_Given records_

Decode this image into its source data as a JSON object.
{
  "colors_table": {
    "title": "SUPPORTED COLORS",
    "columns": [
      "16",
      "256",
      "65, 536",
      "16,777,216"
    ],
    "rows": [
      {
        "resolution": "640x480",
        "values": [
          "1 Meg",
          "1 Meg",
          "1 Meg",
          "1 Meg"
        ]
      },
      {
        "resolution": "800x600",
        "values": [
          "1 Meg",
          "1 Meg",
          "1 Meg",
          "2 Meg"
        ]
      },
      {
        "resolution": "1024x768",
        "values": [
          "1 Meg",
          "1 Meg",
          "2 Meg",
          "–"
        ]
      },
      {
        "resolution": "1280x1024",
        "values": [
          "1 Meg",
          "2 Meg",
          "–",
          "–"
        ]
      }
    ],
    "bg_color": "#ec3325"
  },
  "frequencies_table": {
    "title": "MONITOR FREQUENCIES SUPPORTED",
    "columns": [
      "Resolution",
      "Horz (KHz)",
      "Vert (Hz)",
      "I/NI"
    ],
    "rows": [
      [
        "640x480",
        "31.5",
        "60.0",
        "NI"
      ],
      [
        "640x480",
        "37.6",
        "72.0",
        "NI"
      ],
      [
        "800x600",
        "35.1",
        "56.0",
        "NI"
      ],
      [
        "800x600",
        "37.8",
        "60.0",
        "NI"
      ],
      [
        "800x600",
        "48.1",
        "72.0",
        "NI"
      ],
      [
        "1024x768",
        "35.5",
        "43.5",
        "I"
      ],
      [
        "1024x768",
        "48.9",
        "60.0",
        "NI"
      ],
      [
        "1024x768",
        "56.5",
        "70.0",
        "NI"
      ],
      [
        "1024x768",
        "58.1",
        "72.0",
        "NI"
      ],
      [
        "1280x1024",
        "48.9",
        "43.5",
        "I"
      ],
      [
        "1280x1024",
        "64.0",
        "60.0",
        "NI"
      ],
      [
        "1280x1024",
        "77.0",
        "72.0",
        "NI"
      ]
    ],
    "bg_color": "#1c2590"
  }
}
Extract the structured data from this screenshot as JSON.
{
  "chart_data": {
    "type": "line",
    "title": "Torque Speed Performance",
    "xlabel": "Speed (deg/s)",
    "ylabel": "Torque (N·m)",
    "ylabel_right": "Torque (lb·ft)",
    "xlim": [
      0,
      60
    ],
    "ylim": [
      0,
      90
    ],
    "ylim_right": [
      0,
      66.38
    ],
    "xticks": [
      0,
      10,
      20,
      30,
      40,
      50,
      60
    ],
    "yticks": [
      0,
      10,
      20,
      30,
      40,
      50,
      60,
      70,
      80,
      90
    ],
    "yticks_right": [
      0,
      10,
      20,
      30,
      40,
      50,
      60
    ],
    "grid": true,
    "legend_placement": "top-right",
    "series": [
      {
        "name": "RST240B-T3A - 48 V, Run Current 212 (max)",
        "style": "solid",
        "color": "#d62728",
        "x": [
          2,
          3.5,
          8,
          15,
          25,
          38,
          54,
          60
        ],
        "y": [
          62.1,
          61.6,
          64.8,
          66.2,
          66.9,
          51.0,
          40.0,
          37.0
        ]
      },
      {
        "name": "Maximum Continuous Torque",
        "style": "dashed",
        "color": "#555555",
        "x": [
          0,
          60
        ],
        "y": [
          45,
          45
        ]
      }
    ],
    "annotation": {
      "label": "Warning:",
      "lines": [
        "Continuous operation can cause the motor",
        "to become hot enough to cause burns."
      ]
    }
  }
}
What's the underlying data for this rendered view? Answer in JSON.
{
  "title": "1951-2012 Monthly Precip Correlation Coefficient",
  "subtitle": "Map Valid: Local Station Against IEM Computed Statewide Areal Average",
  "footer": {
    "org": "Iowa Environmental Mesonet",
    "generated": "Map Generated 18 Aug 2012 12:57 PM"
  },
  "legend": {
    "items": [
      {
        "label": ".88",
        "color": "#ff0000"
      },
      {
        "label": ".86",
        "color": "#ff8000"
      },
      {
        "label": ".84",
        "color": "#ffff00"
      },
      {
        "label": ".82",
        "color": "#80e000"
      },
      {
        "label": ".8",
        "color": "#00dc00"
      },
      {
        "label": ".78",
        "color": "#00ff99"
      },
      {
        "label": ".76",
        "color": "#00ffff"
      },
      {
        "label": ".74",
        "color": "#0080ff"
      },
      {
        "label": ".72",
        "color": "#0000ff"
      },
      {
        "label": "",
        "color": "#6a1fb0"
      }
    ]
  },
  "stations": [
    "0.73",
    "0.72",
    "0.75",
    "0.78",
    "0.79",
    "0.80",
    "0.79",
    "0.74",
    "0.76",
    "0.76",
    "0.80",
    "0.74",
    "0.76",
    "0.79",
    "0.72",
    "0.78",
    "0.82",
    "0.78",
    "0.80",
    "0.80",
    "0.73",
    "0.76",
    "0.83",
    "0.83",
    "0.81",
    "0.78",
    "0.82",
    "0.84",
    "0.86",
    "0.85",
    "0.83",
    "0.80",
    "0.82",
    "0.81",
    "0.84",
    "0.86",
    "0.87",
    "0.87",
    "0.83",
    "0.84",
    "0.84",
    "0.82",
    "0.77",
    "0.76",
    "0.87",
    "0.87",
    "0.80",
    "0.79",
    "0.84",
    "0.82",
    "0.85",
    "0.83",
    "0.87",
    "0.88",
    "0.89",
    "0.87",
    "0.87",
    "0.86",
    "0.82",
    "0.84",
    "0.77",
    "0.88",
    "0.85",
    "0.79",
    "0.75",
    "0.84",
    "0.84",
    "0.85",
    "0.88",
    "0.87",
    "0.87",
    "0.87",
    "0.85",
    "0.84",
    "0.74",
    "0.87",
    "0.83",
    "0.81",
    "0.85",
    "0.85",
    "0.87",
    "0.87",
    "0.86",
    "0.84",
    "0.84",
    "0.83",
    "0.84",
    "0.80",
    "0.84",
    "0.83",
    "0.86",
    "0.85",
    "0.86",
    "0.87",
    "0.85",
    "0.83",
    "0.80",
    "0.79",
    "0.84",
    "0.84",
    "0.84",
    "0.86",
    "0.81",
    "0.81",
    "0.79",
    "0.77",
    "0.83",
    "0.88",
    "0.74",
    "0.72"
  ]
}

_Required work_
Reproduce every record above exactly as it appears.

_Output of the task_
Decode this image into its source data as a JSON object.
{
  "colors_table": {
    "title": "SUPPORTED COLORS",
    "columns": [
      "16",
      "256",
      "65, 536",
      "16,777,216"
    ],
    "rows": [
      {
        "resolution": "640x480",
        "values": [
          "1 Meg",
          "1 Meg",
          "1 Meg",
          "1 Meg"
        ]
      },
      {
        "resolution": "800x600",
        "values": [
          "1 Meg",
          "1 Meg",
          "1 Meg",
          "2 Meg"
        ]
      },
      {
        "resolution": "1024x768",
        "values": [
          "1 Meg",
          "1 Meg",
          "2 Meg",
          "–"
        ]
      },
      {
        "resolution": "1280x1024",
        "values": [
          "1 Meg",
          "2 Meg",
          "–",
          "–"
        ]
      }
    ],
    "bg_color": "#ec3325"
  },
  "frequencies_table": {
    "title": "MONITOR FREQUENCIES SUPPORTED",
    "columns": [
      "Resolution",
      "Horz (KHz)",
      "Vert (Hz)",
      "I/NI"
    ],
    "rows": [
      [
        "640x480",
        "31.5",
        "60.0",
        "NI"
      ],
      [
        "640x480",
        "37.6",
        "72.0",
        "NI"
      ],
      [
        "800x600",
        "35.1",
        "56.0",
        "NI"
      ],
      [
        "800x600",
        "37.8",
        "60.0",
        "NI"
      ],
      [
        "800x600",
        "48.1",
        "72.0",
        "NI"
      ],
      [
        "1024x768",
        "35.5",
        "43.5",
        "I"
      ],
      [
        "1024x768",
        "48.9",
        "60.0",
        "NI"
      ],
      [
        "1024x768",
        "56.5",
        "70.0",
        "NI"
      ],
      [
        "1024x768",
        "58.1",
        "72.0",
        "NI"
      ],
      [
        "1280x1024",
        "48.9",
        "43.5",
        "I"
      ],
      [
        "1280x1024",
        "64.0",
        "60.0",
        "NI"
      ],
      [
        "1280x1024",
        "77.0",
        "72.0",
        "NI"
      ]
    ],
    "bg_color": "#1c2590"
  }
}
Extract the structured data from this screenshot as JSON.
{
  "chart_data": {
    "type": "line",
    "title": "Torque Speed Performance",
    "xlabel": "Speed (deg/s)",
    "ylabel": "Torque (N·m)",
    "ylabel_right": "Torque (lb·ft)",
    "xlim": [
      0,
      60
    ],
    "ylim": [
      0,
      90
    ],
    "ylim_right": [
      0,
      66.38
    ],
    "xticks": [
      0,
      10,
      20,
      30,
      40,
      50,
      60
    ],
    "yticks": [
      0,
      10,
      20,
      30,
      40,
      50,
      60,
      70,
      80,
      90
    ],
    "yticks_right": [
      0,
      10,
      20,
      30,
      40,
      50,
      60
    ],
    "grid": true,
    "legend_placement": "top-right",
    "series": [
      {
        "name": "RST240B-T3A - 48 V, Run Current 212 (max)",
        "style": "solid",
        "color": "#d62728",
        "x": [
          2,
          3.5,
          8,
          15,
          25,
          38,
          54,
          60
        ],
        "y": [
          62.1,
          61.6,
          64.8,
          66.2,
          66.9,
          51.0,
          40.0,
          37.0
        ]
      },
      {
        "name": "Maximum Continuous Torque",
        "style": "dashed",
        "color": "#555555",
        "x": [
          0,
          60
        ],
        "y": [
          45,
          45
        ]
      }
    ],
    "annotation": {
      "label": "Warning:",
      "lines": [
        "Continuous operation can cause the motor",
        "to become hot enough to cause burns."
      ]
    }
  }
}
What's the underlying data for this rendered view? Answer in JSON.
{
  "title": "1951-2012 Monthly Precip Correlation Coefficient",
  "subtitle": "Map Valid: Local Station Against IEM Computed Statewide Areal Average",
  "footer": {
    "org": "Iowa Environmental Mesonet",
    "generated": "Map Generated 18 Aug 2012 12:57 PM"
  },
  "legend": {
    "items": [
      {
        "label": ".88",
        "color": "#ff0000"
      },
      {
        "label": ".86",
        "color": "#ff8000"
      },
      {
        "label": ".84",
        "color": "#ffff00"
      },
      {
        "label": ".82",
        "color": "#80e000"
      },
      {
        "label": ".8",
        "color": "#00dc00"
      },
      {
        "label": ".78",
        "color": "#00ff99"
      },
      {
        "label": ".76",
        "color": "#00ffff"
      },
      {
        "label": ".74",
        "color": "#0080ff"
      },
      {
        "label": ".72",
        "color": "#0000ff"
      },
      {
        "label": "",
        "color": "#6a1fb0"
      }
    ]
  },
  "stations": [
    "0.73",
    "0.72",
    "0.75",
    "0.78",
    "0.79",
    "0.80",
    "0.79",
    "0.74",
    "0.76",
    "0.76",
    "0.80",
    "0.74",
    "0.76",
    "0.79",
    "0.72",
    "0.78",
    "0.82",
    "0.78",
    "0.80",
    "0.80",
    "0.73",
    "0.76",
    "0.83",
    "0.83",
    "0.81",
    "0.78",
    "0.82",
    "0.84",
    "0.86",
    "0.85",
    "0.83",
    "0.80",
    "0.82",
    "0.81",
    "0.84",
    "0.86",
    "0.87",
    "0.87",
    "0.83",
    "0.84",
    "0.84",
    "0.82",
    "0.77",
    "0.76",
    "0.87",
    "0.87",
    "0.80",
    "0.79",
    "0.84",
    "0.82",
    "0.85",
    "0.83",
    "0.87",
    "0.88",
    "0.89",
    "0.87",
    "0.87",
    "0.86",
    "0.82",
    "0.84",
    "0.77",
    "0.88",
    "0.85",
    "0.79",
    "0.75",
    "0.84",
    "0.84",
    "0.85",
    "0.88",
    "0.87",
    "0.87",
    "0.87",
    "0.85",
    "0.84",
    "0.74",
    "0.87",
    "0.83",
    "0.81",
    "0.85",
    "0.85",
    "0.87",
    "0.87",
    "0.86",
    "0.84",
    "0.84",
    "0.83",
    "0.84",
    "0.80",
    "0.84",
    "0.83",
    "0.86",
    "0.85",
    "0.86",
    "0.87",
    "0.85",
    "0.83",
    "0.80",
    "0.79",
    "0.84",
    "0.84",
    "0.84",
    "0.86",
    "0.81",
    "0.81",
    "0.79",
    "0.77",
    "0.83",
    "0.88",
    "0.74",
    "0.72"
  ]
}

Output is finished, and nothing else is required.